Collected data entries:
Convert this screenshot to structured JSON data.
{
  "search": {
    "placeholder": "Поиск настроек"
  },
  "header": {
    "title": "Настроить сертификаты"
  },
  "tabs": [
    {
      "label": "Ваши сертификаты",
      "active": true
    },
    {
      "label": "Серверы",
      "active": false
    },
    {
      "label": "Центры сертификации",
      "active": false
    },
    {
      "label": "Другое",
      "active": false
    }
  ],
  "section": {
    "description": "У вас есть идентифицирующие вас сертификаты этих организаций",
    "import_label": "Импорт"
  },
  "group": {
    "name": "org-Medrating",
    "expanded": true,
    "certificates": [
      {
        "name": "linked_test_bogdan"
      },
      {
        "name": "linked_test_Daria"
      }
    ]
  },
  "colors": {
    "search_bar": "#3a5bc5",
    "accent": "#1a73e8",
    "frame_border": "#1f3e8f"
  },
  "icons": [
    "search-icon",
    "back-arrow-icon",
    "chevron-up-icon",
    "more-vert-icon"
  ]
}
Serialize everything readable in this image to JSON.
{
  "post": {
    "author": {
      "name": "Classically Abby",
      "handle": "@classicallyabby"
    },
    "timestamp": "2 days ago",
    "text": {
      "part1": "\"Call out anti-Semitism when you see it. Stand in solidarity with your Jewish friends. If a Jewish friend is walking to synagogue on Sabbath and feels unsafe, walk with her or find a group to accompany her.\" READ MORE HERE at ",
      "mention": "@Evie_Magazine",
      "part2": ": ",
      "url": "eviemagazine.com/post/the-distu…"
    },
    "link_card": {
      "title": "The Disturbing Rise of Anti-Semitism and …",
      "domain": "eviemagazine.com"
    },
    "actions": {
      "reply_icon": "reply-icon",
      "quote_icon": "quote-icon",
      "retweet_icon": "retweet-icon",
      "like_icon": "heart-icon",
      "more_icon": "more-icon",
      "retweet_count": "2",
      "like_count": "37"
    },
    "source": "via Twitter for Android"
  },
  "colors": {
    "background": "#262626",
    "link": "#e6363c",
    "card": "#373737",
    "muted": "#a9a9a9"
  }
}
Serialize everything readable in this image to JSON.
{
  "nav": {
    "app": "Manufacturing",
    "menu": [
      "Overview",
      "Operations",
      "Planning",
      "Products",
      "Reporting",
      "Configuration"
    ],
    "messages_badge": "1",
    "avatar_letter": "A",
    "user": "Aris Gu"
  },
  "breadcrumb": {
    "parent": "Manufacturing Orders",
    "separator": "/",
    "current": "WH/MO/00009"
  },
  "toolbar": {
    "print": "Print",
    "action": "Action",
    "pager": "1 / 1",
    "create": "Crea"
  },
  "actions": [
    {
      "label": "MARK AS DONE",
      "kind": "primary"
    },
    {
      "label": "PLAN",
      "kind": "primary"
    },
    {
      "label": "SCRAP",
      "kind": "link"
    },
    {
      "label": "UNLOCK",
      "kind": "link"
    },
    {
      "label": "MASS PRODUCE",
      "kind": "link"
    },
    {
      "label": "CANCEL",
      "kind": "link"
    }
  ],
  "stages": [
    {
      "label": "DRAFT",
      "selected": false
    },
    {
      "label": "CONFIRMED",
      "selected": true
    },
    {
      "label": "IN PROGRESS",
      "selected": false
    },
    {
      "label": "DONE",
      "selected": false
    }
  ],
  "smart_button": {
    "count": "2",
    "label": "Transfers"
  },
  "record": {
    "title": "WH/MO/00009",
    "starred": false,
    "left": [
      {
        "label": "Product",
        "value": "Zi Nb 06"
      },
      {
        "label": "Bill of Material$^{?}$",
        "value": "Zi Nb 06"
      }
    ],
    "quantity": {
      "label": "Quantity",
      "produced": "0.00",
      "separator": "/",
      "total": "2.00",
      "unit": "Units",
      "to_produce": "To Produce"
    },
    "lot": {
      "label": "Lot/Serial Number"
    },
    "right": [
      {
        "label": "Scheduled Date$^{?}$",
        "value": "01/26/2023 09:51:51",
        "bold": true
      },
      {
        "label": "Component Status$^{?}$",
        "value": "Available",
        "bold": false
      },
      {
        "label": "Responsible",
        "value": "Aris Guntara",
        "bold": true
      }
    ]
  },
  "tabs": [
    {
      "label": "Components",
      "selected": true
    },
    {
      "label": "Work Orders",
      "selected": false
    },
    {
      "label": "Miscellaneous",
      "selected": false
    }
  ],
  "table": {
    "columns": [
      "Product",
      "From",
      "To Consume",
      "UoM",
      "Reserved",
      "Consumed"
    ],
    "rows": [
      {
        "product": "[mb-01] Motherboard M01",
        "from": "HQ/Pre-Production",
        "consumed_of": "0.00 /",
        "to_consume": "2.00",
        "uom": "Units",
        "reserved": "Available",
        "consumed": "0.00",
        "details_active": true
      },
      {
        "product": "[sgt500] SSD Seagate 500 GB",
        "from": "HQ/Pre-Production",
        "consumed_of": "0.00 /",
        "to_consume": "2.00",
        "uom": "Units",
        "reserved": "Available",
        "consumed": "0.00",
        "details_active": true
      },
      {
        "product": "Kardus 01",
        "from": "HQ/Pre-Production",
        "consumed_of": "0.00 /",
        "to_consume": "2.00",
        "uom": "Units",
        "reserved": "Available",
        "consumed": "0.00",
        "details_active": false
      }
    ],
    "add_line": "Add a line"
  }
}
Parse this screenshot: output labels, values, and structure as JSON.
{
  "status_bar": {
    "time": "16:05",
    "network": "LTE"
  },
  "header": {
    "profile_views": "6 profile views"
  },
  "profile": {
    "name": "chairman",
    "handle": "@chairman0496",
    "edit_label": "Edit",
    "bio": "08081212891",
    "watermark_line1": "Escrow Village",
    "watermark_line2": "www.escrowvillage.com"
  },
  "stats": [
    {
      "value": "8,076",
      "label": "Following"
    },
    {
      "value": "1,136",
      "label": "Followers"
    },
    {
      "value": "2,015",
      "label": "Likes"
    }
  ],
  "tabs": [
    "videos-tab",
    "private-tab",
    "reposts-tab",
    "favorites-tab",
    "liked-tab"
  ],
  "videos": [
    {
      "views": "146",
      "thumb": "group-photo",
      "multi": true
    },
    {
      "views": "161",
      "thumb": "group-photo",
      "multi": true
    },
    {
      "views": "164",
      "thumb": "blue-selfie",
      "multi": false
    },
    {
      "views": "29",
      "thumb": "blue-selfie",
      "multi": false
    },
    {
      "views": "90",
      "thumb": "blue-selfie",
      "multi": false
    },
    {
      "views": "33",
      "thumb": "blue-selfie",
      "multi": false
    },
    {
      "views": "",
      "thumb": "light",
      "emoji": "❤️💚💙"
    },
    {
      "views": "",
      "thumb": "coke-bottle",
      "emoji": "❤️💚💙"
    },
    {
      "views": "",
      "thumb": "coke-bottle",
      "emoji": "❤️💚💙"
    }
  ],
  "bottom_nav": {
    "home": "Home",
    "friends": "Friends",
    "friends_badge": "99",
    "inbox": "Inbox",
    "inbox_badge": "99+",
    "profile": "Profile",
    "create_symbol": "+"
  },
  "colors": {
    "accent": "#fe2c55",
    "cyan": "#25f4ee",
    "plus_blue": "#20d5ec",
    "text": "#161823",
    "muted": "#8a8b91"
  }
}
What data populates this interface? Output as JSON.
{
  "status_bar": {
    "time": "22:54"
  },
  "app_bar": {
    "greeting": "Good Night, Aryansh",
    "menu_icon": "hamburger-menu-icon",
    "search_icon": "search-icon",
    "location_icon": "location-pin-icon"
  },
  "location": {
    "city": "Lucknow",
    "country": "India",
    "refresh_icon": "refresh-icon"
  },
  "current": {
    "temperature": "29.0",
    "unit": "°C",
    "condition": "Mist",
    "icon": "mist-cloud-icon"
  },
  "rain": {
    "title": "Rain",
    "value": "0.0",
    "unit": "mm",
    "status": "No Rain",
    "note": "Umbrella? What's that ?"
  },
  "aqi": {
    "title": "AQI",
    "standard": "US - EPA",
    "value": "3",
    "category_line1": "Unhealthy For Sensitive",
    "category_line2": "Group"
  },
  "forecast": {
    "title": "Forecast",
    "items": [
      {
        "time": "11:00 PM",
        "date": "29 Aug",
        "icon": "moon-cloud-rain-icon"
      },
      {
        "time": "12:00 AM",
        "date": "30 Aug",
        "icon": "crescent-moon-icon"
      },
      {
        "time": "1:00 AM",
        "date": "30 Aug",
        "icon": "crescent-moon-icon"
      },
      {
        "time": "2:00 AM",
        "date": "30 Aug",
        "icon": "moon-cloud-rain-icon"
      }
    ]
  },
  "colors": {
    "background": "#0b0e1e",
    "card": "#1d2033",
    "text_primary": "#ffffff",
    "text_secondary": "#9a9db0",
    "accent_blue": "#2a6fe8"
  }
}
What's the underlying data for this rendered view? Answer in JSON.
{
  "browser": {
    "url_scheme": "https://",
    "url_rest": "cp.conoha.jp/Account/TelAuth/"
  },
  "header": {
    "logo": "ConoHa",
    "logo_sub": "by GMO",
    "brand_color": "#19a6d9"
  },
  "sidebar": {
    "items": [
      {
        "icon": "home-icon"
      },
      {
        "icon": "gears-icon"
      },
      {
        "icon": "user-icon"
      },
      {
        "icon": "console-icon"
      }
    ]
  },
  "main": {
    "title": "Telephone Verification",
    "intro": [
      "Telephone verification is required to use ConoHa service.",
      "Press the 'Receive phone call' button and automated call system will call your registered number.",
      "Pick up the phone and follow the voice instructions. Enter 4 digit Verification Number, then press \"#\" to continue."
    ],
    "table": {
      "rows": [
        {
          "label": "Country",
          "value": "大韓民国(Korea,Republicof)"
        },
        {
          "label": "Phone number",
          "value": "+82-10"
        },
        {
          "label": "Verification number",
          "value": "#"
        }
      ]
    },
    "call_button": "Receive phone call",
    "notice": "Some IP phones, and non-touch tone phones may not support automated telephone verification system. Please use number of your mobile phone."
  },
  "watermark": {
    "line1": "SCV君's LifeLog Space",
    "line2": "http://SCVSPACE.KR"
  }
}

Task instructions:
In the listing, find all lines with the string "What" and copy them.

Problem solution:
What data populates this interface? Output as JSON.
    "note": "Umbrella? What's that ?"
What's the underlying data for this rendered view? Answer in JSON.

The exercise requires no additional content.